> _JOB_
Make an exact transcription of the material, leaving out all images.

> _ITEMS_
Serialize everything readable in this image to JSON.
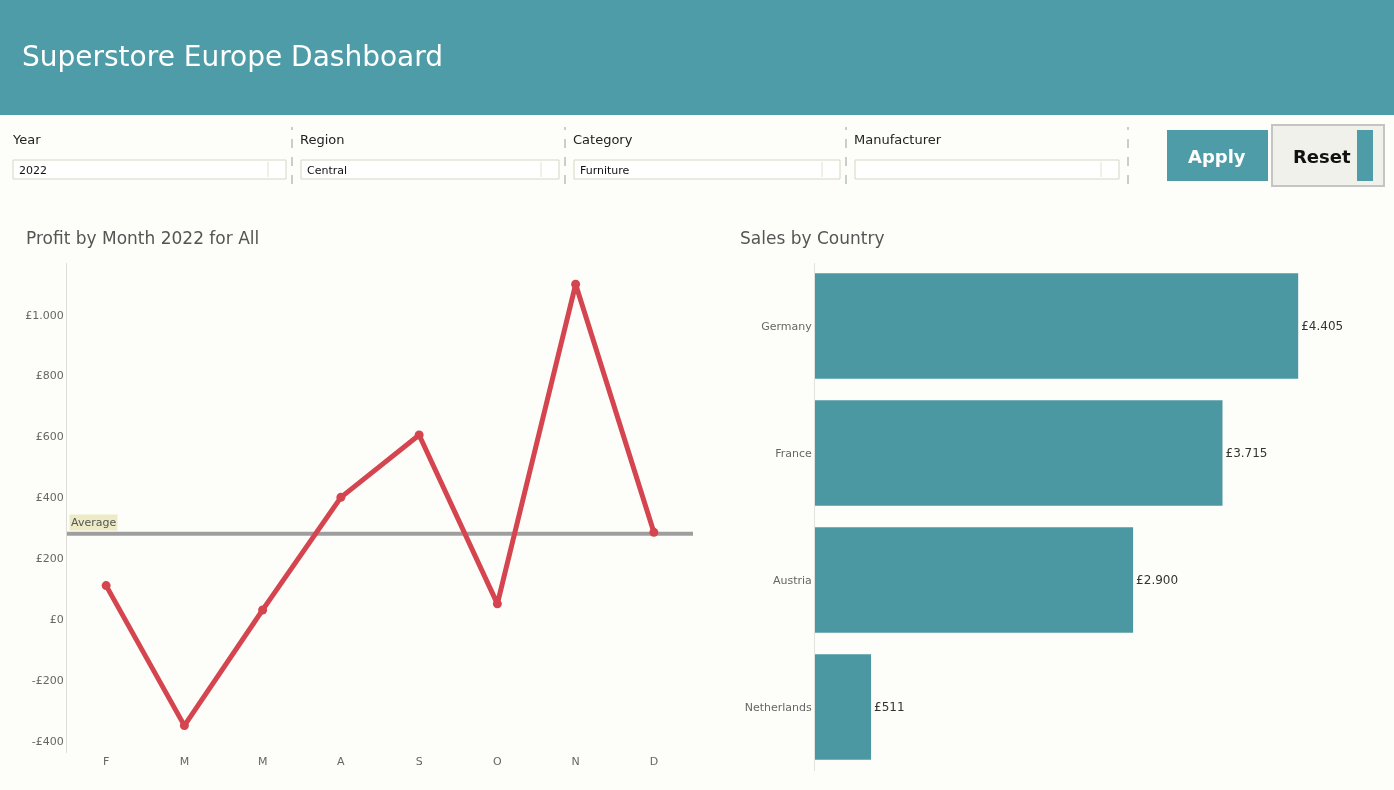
{
  "chart_data": [
    {
      "type": "other",
      "title": "Superstore Europe Dashboard",
      "annotations": [
        "Year",
        "2022",
        "Region",
        "Central",
        "Category",
        "Furniture",
        "Manufacturer",
        "Apply",
        "Reset"
      ]
    },
    {
      "type": "line",
      "title": "Profit by Month 2022 for All",
      "categories": [
        "F",
        "M",
        "M",
        "A",
        "S",
        "O",
        "N",
        "D"
      ],
      "series": [
        {
          "color": "#d44550",
          "values": [
            110,
            -350,
            30,
            400,
            605,
            50,
            1100,
            285
          ]
        }
      ],
      "ylim": [
        -440,
        1170
      ],
      "yticks": [
        {
          "value": -400,
          "label": "-£400"
        },
        {
          "value": -200,
          "label": "-£200"
        },
        {
          "value": 0,
          "label": "£0"
        },
        {
          "value": 200,
          "label": "£200"
        },
        {
          "value": 400,
          "label": "£400"
        },
        {
          "value": 600,
          "label": "£600"
        },
        {
          "value": 800,
          "label": "£800"
        },
        {
          "value": 1000,
          "label": "£1.000"
        }
      ],
      "marker": "circle",
      "line_style": "solid",
      "ref_lines": [
        {
          "axis": "y",
          "value": 280,
          "label": "Average",
          "color": "#9e9e9e"
        }
      ]
    },
    {
      "type": "bar",
      "orientation": "horizontal",
      "title": "Sales by Country",
      "categories": [
        "Germany",
        "France",
        "Austria",
        "Netherlands"
      ],
      "values": [
        4405,
        3715,
        2900,
        511
      ],
      "color": "#4b98a3",
      "value_labels": [
        "£4.405",
        "£3.715",
        "£2.900",
        "£511"
      ],
      "tick_labels": "y"
    }
  ]
}
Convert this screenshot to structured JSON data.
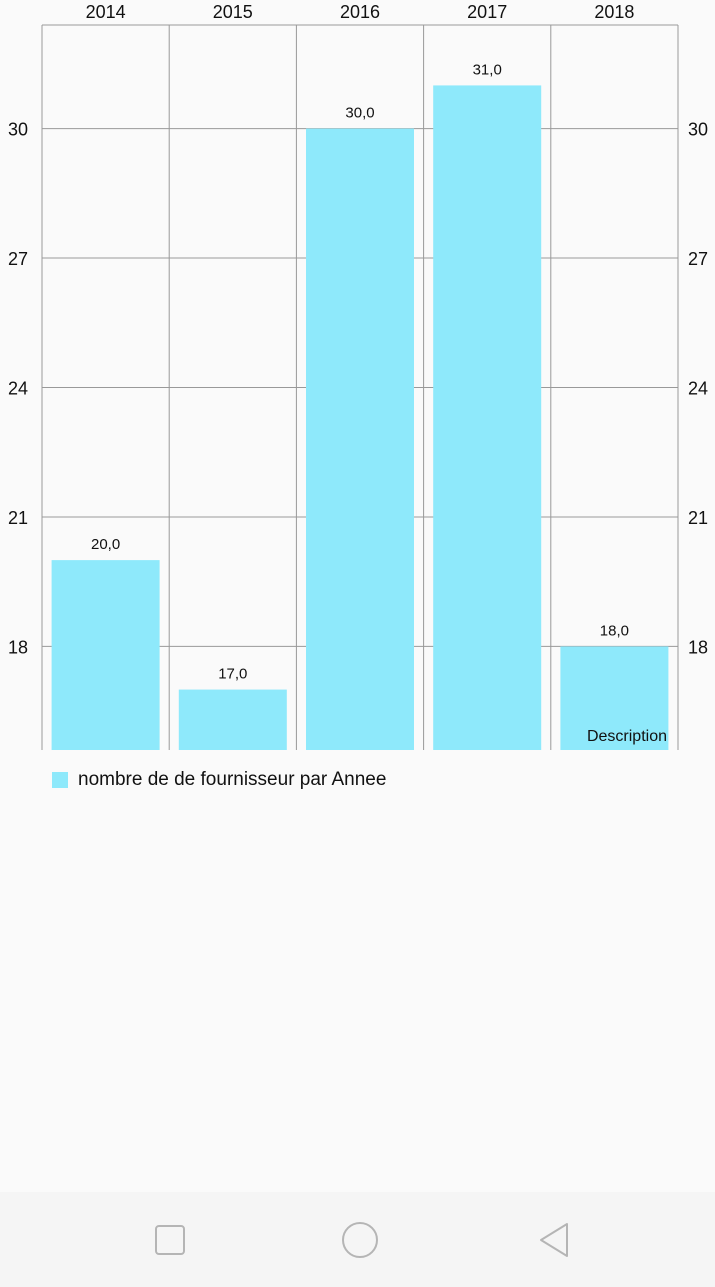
{
  "chart_data": {
    "type": "bar",
    "categories": [
      "2014",
      "2015",
      "2016",
      "2017",
      "2018"
    ],
    "series": [
      {
        "name": "nombre de de fournisseur par Annee",
        "values": [
          20.0,
          17.0,
          30.0,
          31.0,
          18.0
        ]
      }
    ],
    "value_labels": [
      "20,0",
      "17,0",
      "30,0",
      "31,0",
      "18,0"
    ],
    "ylim": [
      15.6,
      32.4
    ],
    "yticks": [
      18,
      21,
      24,
      27,
      30
    ],
    "ytick_labels": [
      "18",
      "21",
      "24",
      "27",
      "30"
    ],
    "y_axis_sides": [
      "left",
      "right"
    ],
    "x_axis_position": "top",
    "grid": true,
    "legend_position": "bottom-left",
    "description": "Description",
    "bar_color": "#8ee9fb",
    "grid_color": "#999999"
  },
  "legend": {
    "label": "nombre de de fournisseur par Annee",
    "color": "#8ee9fb"
  },
  "nav": {
    "recents_icon": "square-icon",
    "home_icon": "circle-icon",
    "back_icon": "triangle-back-icon"
  }
}
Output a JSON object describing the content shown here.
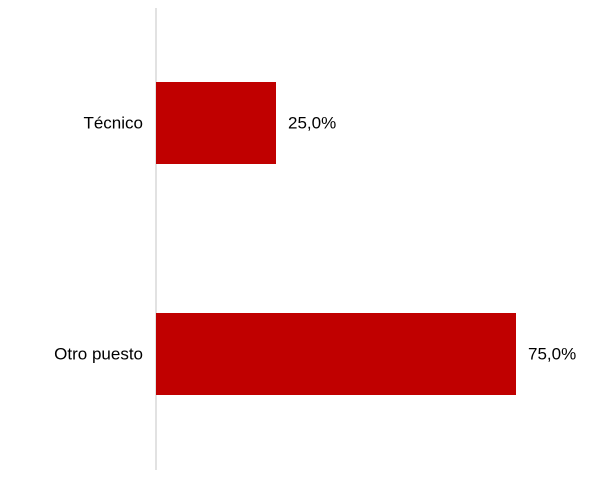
{
  "chart_data": {
    "type": "bar",
    "orientation": "horizontal",
    "categories": [
      "Técnico",
      "Otro puesto"
    ],
    "values": [
      25.0,
      75.0
    ],
    "value_labels": [
      "25,0%",
      "75,0%"
    ],
    "unit": "%",
    "xlim": [
      0,
      100
    ],
    "title": "",
    "xlabel": "",
    "ylabel": "",
    "grid": false,
    "legend": "none",
    "colors": {
      "bar": "#C00000",
      "axis": "#D9D9D9"
    }
  }
}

> _SOLVED PROBLEM_
Serialize everything readable in this image to JSON.
{
  "chart_data": [
    {
      "type": "other",
      "title": "Superstore Europe Dashboard",
      "annotations": [
        "Year",
        "2022",
        "Region",
        "Central",
        "Category",
        "Furniture",
        "Manufacturer",
        "Apply",
        "Reset"
      ]
    },
    {
      "type": "line",
      "title": "Profit by Month 2022 for All",
      "categories": [
        "F",
        "M",
        "M",
        "A",
        "S",
        "O",
        "N",
        "D"
      ],
      "series": [
        {
          "color": "#d44550",
          "values": [
            110,
            -350,
            30,
            400,
            605,
            50,
            1100,
            285
          ]
        }
      ],
      "ylim": [
        -440,
        1170
      ],
      "yticks": [
        {
          "value": -400,
          "label": "-£400"
        },
        {
          "value": -200,
          "label": "-£200"
        },
        {
          "value": 0,
          "label": "£0"
        },
        {
          "value": 200,
          "label": "£200"
        },
        {
          "value": 400,
          "label": "£400"
        },
        {
          "value": 600,
          "label": "£600"
        },
        {
          "value": 800,
          "label": "£800"
        },
        {
          "value": 1000,
          "label": "£1.000"
        }
      ],
      "marker": "circle",
      "line_style": "solid",
      "ref_lines": [
        {
          "axis": "y",
          "value": 280,
          "label": "Average",
          "color": "#9e9e9e"
        }
      ]
    },
    {
      "type": "bar",
      "orientation": "horizontal",
      "title": "Sales by Country",
      "categories": [
        "Germany",
        "France",
        "Austria",
        "Netherlands"
      ],
      "values": [
        4405,
        3715,
        2900,
        511
      ],
      "color": "#4b98a3",
      "value_labels": [
        "£4.405",
        "£3.715",
        "£2.900",
        "£511"
      ],
      "tick_labels": "y"
    }
  ]
}
Convert this screenshot to structured JSON data.
{
  "chart_data": {
    "type": "bar",
    "categories": [
      "2014",
      "2015",
      "2016",
      "2017",
      "2018"
    ],
    "series": [
      {
        "name": "nombre de de fournisseur par Annee",
        "values": [
          20.0,
          17.0,
          30.0,
          31.0,
          18.0
        ]
      }
    ],
    "value_labels": [
      "20,0",
      "17,0",
      "30,0",
      "31,0",
      "18,0"
    ],
    "ylim": [
      15.6,
      32.4
    ],
    "yticks": [
      18,
      21,
      24,
      27,
      30
    ],
    "ytick_labels": [
      "18",
      "21",
      "24",
      "27",
      "30"
    ],
    "y_axis_sides": [
      "left",
      "right"
    ],
    "x_axis_position": "top",
    "grid": true,
    "legend_position": "bottom-left",
    "description": "Description",
    "bar_color": "#8ee9fb",
    "grid_color": "#999999"
  },
  "legend": {
    "label": "nombre de de fournisseur par Annee",
    "color": "#8ee9fb"
  },
  "nav": {
    "recents_icon": "square-icon",
    "home_icon": "circle-icon",
    "back_icon": "triangle-back-icon"
  }
}
Output a JSON object describing the content shown here.
{
  "chart_data": {
    "type": "bar",
    "orientation": "horizontal",
    "categories": [
      "Técnico",
      "Otro puesto"
    ],
    "values": [
      25.0,
      75.0
    ],
    "value_labels": [
      "25,0%",
      "75,0%"
    ],
    "unit": "%",
    "xlim": [
      0,
      100
    ],
    "title": "",
    "xlabel": "",
    "ylabel": "",
    "grid": false,
    "legend": "none",
    "colors": {
      "bar": "#C00000",
      "axis": "#D9D9D9"
    }
  }
}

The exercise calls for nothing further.